__Stated exercise__: Reproduce the listing that follows with no differences at all.

-- Data provided start --

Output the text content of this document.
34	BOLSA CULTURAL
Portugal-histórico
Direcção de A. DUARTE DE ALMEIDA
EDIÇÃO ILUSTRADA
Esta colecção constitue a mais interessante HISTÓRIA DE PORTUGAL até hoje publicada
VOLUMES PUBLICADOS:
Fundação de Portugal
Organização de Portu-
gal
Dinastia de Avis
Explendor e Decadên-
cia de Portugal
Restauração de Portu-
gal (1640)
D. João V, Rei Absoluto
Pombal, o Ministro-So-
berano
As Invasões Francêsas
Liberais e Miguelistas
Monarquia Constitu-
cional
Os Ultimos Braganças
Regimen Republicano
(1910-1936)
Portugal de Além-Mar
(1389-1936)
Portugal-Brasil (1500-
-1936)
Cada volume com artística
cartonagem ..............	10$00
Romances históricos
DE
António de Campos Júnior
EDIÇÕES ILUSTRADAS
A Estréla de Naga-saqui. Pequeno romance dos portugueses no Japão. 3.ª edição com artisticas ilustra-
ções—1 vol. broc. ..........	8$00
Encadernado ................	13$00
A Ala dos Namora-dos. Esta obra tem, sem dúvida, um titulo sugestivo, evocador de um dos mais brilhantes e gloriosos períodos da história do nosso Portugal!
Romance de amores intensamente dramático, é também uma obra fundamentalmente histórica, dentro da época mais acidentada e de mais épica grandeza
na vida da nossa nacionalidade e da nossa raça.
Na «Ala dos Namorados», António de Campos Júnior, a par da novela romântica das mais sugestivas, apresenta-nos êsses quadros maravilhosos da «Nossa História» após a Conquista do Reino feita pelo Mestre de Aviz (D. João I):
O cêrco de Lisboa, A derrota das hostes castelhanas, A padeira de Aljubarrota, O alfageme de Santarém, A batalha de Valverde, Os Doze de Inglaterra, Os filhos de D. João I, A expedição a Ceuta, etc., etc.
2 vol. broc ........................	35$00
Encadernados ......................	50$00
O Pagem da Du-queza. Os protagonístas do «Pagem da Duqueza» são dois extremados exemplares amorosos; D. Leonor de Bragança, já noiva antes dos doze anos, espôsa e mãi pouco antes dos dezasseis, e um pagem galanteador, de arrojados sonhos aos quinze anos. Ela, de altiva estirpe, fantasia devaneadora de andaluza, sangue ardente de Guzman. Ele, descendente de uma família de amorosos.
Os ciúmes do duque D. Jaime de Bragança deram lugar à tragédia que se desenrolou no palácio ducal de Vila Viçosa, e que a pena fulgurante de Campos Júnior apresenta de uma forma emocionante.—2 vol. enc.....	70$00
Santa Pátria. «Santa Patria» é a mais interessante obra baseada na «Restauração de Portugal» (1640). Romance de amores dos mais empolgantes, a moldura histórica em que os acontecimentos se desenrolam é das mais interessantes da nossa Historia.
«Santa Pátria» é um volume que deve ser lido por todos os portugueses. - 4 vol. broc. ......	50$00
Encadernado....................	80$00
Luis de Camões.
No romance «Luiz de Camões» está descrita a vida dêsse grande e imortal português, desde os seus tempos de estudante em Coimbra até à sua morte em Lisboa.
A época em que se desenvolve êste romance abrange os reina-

-- Data provided end --

__Response for this exercise__:
Output the text content of this document.
34	BOLSA CULTURAL
Portugal-histórico
Direcção de A. DUARTE DE ALMEIDA
EDIÇÃO ILUSTRADA
Esta colecção constitue a mais interessante HISTÓRIA DE PORTUGAL até hoje publicada
VOLUMES PUBLICADOS:
Fundação de Portugal
Organização de Portu-
gal
Dinastia de Avis
Explendor e Decadên-
cia de Portugal
Restauração de Portu-
gal (1640)
D. João V, Rei Absoluto
Pombal, o Ministro-So-
berano
As Invasões Francêsas
Liberais e Miguelistas
Monarquia Constitu-
cional
Os Ultimos Braganças
Regimen Republicano
(1910-1936)
Portugal de Além-Mar
(1389-1936)
Portugal-Brasil (1500-
-1936)
Cada volume com artística
cartonagem ..............	10$00
Romances históricos
DE
António de Campos Júnior
EDIÇÕES ILUSTRADAS
A Estréla de Naga-saqui. Pequeno romance dos portugueses no Japão. 3.ª edição com artisticas ilustra-
ções—1 vol. broc. ..........	8$00
Encadernado ................	13$00
A Ala dos Namora-dos. Esta obra tem, sem dúvida, um titulo sugestivo, evocador de um dos mais brilhantes e gloriosos períodos da história do nosso Portugal!
Romance de amores intensamente dramático, é também uma obra fundamentalmente histórica, dentro da época mais acidentada e de mais épica grandeza
na vida da nossa nacionalidade e da nossa raça.
Na «Ala dos Namorados», António de Campos Júnior, a par da novela romântica das mais sugestivas, apresenta-nos êsses quadros maravilhosos da «Nossa História» após a Conquista do Reino feita pelo Mestre de Aviz (D. João I):
O cêrco de Lisboa, A derrota das hostes castelhanas, A padeira de Aljubarrota, O alfageme de Santarém, A batalha de Valverde, Os Doze de Inglaterra, Os filhos de D. João I, A expedição a Ceuta, etc., etc.
2 vol. broc ........................	35$00
Encadernados ......................	50$00
O Pagem da Du-queza. Os protagonístas do «Pagem da Duqueza» são dois extremados exemplares amorosos; D. Leonor de Bragança, já noiva antes dos doze anos, espôsa e mãi pouco antes dos dezasseis, e um pagem galanteador, de arrojados sonhos aos quinze anos. Ela, de altiva estirpe, fantasia devaneadora de andaluza, sangue ardente de Guzman. Ele, descendente de uma família de amorosos.
Os ciúmes do duque D. Jaime de Bragança deram lugar à tragédia que se desenrolou no palácio ducal de Vila Viçosa, e que a pena fulgurante de Campos Júnior apresenta de uma forma emocionante.—2 vol. enc.....	70$00
Santa Pátria. «Santa Patria» é a mais interessante obra baseada na «Restauração de Portugal» (1640). Romance de amores dos mais empolgantes, a moldura histórica em que os acontecimentos se desenrolam é das mais interessantes da nossa Historia.
«Santa Pátria» é um volume que deve ser lido por todos os portugueses. - 4 vol. broc. ......	50$00
Encadernado....................	80$00
Luis de Camões.
No romance «Luiz de Camões» está descrita a vida dêsse grande e imortal português, desde os seus tempos de estudante em Coimbra até à sua morte em Lisboa.
A época em que se desenvolve êste romance abrange os reina-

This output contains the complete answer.